━━ Data supplied ━━

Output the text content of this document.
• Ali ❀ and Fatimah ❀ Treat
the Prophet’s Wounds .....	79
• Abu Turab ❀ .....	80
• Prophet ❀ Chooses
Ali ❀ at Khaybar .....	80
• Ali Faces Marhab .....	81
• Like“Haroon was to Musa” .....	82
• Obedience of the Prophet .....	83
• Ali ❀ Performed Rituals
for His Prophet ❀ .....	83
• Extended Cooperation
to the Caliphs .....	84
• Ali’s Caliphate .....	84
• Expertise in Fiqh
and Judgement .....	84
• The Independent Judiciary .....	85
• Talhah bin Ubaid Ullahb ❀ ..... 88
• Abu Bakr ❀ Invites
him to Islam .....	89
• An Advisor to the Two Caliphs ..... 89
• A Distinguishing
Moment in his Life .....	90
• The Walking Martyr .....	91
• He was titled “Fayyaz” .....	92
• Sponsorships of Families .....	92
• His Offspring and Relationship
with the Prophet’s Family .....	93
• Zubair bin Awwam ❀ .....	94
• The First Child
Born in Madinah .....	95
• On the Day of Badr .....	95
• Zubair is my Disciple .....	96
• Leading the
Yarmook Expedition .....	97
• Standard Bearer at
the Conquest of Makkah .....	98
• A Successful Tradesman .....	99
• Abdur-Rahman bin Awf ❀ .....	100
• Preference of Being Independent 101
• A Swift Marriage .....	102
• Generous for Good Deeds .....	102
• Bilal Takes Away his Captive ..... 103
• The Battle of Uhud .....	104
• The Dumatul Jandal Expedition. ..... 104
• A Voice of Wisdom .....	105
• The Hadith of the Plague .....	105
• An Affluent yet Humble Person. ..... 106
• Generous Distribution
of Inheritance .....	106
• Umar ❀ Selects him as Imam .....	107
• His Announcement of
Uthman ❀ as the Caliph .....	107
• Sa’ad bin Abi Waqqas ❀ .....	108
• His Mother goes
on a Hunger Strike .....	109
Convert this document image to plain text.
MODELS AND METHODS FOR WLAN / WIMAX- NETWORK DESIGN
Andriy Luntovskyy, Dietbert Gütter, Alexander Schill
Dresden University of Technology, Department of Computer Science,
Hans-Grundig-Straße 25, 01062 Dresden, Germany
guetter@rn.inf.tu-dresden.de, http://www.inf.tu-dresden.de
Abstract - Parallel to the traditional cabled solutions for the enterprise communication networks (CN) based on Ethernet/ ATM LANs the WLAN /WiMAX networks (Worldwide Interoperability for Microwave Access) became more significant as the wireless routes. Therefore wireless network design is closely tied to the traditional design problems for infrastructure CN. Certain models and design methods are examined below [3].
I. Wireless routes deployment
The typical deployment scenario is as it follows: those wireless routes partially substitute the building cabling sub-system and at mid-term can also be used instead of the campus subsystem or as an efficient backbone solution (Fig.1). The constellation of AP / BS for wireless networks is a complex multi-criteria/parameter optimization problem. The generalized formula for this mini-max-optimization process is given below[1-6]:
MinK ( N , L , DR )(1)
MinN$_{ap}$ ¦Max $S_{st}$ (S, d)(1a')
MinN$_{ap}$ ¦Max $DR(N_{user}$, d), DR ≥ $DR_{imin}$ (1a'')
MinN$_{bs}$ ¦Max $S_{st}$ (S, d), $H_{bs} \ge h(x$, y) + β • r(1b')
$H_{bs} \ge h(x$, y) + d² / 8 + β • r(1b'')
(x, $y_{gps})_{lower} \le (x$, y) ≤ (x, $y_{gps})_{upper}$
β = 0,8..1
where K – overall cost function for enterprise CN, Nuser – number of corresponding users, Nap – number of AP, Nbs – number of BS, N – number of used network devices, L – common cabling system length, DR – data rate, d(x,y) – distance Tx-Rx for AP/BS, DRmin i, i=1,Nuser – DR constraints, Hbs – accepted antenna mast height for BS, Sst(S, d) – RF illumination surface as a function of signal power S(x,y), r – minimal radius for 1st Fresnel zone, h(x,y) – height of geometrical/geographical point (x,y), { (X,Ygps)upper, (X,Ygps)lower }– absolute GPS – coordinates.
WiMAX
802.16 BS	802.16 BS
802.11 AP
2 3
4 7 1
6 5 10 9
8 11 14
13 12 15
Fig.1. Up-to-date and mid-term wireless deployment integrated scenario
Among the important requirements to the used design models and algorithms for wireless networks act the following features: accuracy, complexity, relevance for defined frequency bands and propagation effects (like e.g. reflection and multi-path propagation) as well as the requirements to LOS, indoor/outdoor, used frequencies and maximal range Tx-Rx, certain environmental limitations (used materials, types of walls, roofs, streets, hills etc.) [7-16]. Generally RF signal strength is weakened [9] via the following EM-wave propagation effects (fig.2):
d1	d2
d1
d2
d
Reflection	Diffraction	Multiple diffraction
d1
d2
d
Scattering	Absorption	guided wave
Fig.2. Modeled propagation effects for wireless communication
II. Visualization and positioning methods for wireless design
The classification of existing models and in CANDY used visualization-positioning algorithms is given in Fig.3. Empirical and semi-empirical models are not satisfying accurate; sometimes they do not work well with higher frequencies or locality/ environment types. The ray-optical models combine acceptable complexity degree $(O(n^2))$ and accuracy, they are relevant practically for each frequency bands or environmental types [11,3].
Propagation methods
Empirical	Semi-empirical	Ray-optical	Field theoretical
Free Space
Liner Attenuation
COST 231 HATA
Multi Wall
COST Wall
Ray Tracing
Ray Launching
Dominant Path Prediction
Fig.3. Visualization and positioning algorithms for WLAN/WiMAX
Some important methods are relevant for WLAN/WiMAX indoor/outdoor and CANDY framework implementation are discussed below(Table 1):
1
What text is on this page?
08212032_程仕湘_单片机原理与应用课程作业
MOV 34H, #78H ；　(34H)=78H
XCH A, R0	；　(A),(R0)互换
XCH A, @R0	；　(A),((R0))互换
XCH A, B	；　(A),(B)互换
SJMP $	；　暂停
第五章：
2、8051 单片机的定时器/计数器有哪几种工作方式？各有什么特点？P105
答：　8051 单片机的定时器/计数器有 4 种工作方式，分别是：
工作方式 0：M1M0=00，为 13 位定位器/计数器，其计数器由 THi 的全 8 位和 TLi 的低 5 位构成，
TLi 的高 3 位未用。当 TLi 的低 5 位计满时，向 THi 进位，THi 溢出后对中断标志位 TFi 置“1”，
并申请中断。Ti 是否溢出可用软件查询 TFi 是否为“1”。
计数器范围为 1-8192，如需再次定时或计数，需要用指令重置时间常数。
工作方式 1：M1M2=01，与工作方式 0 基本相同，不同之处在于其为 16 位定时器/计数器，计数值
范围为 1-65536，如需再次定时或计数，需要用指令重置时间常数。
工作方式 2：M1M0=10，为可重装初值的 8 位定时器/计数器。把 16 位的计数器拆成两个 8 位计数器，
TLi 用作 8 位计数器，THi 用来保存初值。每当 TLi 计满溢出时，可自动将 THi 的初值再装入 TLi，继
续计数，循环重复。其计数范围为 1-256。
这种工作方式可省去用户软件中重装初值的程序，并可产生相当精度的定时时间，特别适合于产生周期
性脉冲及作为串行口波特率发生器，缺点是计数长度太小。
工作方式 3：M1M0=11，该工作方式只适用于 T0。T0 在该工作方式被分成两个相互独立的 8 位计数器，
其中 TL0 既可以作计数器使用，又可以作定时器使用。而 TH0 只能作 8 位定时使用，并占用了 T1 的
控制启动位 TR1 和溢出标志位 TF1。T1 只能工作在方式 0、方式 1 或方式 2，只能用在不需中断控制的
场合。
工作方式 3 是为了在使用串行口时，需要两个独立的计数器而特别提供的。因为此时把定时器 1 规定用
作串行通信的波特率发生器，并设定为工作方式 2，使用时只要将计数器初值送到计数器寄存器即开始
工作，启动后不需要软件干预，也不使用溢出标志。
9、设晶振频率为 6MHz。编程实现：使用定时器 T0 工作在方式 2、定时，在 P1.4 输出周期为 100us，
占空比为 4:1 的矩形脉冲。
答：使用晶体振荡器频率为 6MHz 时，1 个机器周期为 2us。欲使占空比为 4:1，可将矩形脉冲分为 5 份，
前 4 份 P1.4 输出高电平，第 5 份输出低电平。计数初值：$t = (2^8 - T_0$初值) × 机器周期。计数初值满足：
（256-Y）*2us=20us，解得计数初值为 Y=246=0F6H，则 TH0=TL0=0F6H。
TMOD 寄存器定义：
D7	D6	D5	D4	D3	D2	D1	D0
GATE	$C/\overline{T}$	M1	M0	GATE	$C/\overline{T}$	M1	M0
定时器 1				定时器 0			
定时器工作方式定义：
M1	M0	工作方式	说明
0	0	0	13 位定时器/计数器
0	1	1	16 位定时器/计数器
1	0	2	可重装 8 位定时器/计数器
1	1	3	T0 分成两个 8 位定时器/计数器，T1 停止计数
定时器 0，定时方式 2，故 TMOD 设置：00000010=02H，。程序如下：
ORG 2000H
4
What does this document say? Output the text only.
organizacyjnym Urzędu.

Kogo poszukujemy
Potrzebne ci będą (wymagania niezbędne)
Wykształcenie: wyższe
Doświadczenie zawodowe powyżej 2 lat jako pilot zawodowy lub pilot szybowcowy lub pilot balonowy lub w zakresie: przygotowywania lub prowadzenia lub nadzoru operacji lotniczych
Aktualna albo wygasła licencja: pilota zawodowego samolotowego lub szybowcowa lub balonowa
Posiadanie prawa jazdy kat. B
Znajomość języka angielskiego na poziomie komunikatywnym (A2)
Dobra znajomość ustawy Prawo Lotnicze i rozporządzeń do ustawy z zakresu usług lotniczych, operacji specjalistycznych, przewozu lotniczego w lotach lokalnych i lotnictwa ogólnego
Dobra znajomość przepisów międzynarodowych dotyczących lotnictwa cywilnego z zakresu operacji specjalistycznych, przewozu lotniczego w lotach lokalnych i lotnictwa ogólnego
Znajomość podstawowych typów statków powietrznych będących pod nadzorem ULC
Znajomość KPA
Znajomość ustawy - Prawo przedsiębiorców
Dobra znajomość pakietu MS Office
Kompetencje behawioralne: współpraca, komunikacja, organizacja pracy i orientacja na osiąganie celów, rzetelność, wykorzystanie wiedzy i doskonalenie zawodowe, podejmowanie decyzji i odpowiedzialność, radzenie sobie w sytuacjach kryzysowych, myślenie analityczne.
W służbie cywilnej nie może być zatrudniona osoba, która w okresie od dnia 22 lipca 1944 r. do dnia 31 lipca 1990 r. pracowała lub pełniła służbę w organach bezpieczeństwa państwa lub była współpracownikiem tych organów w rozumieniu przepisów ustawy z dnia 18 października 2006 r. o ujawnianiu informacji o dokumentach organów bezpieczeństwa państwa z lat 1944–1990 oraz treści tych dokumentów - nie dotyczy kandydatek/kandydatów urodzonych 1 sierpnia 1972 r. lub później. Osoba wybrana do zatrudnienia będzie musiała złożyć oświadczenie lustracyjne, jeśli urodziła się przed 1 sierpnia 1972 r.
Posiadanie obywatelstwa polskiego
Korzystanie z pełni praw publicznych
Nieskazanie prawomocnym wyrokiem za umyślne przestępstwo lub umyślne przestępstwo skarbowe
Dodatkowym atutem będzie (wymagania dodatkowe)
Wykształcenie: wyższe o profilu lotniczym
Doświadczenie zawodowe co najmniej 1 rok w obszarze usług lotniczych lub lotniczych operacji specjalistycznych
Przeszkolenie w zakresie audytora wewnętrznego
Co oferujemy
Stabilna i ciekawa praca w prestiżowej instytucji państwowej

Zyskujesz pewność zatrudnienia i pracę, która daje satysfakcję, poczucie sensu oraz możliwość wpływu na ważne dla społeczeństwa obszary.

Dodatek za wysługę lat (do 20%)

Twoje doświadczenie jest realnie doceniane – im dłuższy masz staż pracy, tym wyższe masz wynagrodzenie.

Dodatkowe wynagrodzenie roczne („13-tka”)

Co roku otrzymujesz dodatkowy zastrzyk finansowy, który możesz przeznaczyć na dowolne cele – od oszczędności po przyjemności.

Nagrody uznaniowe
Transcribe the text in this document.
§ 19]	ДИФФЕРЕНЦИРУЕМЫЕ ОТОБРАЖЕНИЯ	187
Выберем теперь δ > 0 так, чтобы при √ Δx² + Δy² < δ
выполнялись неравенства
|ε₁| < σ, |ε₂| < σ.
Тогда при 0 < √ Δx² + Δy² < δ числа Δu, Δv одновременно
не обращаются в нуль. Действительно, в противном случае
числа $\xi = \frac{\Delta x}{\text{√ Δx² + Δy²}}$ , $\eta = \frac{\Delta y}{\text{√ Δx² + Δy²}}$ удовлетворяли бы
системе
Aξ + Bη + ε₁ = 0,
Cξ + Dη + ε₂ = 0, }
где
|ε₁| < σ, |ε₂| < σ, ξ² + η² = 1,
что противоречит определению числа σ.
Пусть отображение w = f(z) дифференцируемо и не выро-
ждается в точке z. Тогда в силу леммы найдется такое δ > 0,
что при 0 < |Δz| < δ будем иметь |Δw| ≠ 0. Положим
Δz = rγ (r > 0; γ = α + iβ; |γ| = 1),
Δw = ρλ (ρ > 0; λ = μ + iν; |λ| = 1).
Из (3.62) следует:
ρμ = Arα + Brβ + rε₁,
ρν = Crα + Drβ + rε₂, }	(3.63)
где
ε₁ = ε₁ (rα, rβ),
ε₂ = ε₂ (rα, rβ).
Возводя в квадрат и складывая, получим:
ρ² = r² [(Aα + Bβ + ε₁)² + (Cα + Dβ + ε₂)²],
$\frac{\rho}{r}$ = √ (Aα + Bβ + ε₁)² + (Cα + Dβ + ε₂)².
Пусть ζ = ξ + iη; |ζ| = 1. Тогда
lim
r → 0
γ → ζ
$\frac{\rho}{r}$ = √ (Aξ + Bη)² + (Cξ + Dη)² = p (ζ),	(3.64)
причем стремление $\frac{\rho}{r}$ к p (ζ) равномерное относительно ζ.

━━━

§ **Problem to work on**: Take the line holding "Transcribe the text in this document." and all lines after it through the end of the data, and set them down exactly.

§ **Answer below**:
Transcribe the text in this document.
§ 19]	ДИФФЕРЕНЦИРУЕМЫЕ ОТОБРАЖЕНИЯ	187
Выберем теперь δ > 0 так, чтобы при √ Δx² + Δy² < δ
выполнялись неравенства
|ε₁| < σ, |ε₂| < σ.
Тогда при 0 < √ Δx² + Δy² < δ числа Δu, Δv одновременно
не обращаются в нуль. Действительно, в противном случае
числа $\xi = \frac{\Delta x}{\text{√ Δx² + Δy²}}$ , $\eta = \frac{\Delta y}{\text{√ Δx² + Δy²}}$ удовлетворяли бы
системе
Aξ + Bη + ε₁ = 0,
Cξ + Dη + ε₂ = 0, }
где
|ε₁| < σ, |ε₂| < σ, ξ² + η² = 1,
что противоречит определению числа σ.
Пусть отображение w = f(z) дифференцируемо и не выро-
ждается в точке z. Тогда в силу леммы найдется такое δ > 0,
что при 0 < |Δz| < δ будем иметь |Δw| ≠ 0. Положим
Δz = rγ (r > 0; γ = α + iβ; |γ| = 1),
Δw = ρλ (ρ > 0; λ = μ + iν; |λ| = 1).
Из (3.62) следует:
ρμ = Arα + Brβ + rε₁,
ρν = Crα + Drβ + rε₂, }	(3.63)
где
ε₁ = ε₁ (rα, rβ),
ε₂ = ε₂ (rα, rβ).
Возводя в квадрат и складывая, получим:
ρ² = r² [(Aα + Bβ + ε₁)² + (Cα + Dβ + ε₂)²],
$\frac{\rho}{r}$ = √ (Aα + Bβ + ε₁)² + (Cα + Dβ + ε₂)².
Пусть ζ = ξ + iη; |ζ| = 1. Тогда
lim
r → 0
γ → ζ
$\frac{\rho}{r}$ = √ (Aξ + Bη)² + (Cξ + Dη)² = p (ζ),	(3.64)
причем стремление $\frac{\rho}{r}$ к p (ζ) равномерное относительно ζ.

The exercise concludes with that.